(Extracted records)
************

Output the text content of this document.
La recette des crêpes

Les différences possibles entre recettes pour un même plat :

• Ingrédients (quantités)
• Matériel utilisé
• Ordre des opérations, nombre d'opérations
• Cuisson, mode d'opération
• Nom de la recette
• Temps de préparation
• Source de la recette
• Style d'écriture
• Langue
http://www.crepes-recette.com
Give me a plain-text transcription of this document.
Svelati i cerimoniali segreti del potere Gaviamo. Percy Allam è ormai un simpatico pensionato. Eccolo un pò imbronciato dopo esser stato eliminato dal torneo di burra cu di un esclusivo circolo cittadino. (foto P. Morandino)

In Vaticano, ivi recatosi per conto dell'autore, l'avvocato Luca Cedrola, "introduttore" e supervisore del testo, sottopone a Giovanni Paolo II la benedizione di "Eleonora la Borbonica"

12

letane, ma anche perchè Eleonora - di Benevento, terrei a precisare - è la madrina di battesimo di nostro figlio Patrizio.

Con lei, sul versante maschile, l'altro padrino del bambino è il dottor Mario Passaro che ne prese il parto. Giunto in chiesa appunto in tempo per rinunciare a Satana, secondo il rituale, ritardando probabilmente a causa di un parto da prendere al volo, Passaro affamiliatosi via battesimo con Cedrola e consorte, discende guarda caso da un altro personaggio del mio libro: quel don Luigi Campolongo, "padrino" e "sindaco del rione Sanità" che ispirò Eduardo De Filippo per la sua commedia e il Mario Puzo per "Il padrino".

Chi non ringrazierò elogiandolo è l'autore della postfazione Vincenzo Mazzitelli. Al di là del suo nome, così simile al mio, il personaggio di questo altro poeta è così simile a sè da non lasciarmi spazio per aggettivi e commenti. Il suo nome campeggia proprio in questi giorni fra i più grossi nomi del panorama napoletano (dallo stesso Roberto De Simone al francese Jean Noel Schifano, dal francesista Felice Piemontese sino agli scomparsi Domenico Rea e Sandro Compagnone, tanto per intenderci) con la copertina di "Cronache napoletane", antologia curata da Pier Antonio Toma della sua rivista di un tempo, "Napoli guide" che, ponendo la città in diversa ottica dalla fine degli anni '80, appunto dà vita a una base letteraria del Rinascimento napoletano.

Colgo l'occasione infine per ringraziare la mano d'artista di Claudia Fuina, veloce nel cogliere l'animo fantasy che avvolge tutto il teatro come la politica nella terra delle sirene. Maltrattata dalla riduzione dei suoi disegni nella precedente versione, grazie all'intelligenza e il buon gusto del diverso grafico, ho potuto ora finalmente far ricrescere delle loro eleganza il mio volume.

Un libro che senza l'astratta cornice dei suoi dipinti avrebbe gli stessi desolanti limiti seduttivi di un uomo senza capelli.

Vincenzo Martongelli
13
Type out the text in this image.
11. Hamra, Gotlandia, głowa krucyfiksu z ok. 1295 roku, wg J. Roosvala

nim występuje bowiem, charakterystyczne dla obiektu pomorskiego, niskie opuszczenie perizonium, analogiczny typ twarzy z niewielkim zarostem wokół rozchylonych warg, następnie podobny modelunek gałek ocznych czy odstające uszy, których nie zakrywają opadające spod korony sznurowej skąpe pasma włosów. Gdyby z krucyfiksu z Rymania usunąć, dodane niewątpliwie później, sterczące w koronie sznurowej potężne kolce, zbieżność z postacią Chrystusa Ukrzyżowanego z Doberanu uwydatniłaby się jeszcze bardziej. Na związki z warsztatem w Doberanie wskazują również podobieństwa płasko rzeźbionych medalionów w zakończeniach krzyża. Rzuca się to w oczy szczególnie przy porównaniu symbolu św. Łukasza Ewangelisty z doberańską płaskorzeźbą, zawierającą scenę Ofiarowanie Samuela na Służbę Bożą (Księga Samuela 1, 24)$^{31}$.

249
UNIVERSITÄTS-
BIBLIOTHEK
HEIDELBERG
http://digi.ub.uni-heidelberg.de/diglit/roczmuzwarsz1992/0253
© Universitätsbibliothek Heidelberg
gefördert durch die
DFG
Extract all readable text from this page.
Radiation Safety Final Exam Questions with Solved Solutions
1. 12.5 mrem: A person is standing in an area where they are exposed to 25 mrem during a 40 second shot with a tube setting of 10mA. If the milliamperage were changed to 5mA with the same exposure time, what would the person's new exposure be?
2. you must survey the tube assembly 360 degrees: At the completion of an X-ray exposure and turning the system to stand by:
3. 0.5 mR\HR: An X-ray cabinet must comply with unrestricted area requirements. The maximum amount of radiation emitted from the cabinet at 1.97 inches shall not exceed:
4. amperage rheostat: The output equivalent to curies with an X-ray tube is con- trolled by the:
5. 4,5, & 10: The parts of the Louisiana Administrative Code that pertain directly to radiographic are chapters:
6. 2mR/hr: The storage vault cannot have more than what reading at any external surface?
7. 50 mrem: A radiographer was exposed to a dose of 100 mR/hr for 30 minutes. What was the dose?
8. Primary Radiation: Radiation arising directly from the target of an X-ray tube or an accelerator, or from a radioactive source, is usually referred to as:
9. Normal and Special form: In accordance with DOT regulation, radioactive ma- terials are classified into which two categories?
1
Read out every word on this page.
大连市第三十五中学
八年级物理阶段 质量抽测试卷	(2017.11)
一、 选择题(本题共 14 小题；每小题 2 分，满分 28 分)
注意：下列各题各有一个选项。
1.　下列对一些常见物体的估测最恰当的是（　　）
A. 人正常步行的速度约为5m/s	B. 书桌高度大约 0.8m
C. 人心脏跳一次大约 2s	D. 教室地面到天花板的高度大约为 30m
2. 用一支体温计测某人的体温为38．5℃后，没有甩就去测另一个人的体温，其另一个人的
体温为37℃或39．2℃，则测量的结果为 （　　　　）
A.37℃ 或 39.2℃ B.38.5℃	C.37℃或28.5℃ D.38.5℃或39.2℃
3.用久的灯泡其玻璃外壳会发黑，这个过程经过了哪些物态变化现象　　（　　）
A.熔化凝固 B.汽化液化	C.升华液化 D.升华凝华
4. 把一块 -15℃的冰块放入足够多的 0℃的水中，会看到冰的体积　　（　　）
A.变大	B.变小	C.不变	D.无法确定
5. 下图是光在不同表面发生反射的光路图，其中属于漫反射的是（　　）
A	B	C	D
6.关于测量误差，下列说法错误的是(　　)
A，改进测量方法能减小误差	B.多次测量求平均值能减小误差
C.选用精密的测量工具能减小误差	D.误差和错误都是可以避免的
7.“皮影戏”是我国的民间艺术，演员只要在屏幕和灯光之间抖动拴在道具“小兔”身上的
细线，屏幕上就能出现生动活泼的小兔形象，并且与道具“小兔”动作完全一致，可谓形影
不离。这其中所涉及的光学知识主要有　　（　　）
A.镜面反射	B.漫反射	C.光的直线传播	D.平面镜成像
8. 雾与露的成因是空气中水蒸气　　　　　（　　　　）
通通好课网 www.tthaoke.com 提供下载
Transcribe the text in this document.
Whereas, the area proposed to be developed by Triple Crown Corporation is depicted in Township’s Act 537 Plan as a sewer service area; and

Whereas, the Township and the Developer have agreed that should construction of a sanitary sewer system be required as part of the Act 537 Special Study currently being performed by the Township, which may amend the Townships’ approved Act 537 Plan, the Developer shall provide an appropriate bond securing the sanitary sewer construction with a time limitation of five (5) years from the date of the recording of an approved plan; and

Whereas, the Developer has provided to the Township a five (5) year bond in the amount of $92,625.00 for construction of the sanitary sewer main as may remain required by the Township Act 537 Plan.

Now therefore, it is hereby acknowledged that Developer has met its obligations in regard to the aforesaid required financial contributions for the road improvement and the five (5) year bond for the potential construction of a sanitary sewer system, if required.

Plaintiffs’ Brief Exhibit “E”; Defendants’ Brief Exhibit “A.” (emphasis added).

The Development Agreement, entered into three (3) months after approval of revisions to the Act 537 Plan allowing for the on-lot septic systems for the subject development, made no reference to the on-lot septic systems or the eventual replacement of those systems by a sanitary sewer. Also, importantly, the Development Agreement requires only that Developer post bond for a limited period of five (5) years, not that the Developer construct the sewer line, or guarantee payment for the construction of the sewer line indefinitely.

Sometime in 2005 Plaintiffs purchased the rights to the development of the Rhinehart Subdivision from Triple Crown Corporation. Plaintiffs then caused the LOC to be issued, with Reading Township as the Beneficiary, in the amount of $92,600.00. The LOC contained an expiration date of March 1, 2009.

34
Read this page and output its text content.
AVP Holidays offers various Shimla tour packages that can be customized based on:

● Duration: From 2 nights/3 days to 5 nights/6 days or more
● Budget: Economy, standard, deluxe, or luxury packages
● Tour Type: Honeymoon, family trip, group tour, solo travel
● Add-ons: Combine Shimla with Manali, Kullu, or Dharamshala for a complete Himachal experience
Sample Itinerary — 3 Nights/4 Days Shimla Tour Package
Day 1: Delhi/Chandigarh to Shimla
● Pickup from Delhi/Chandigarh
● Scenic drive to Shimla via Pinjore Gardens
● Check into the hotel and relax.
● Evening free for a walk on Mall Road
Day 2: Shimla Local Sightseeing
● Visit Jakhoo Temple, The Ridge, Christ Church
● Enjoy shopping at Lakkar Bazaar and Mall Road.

************

Problem to solve
Select every line of the records holding the string "http".

Answer for the task
http://www.crepes-recette.com
http://digi.ub.uni-heidelberg.de/diglit/roczmuzwarsz1992/0253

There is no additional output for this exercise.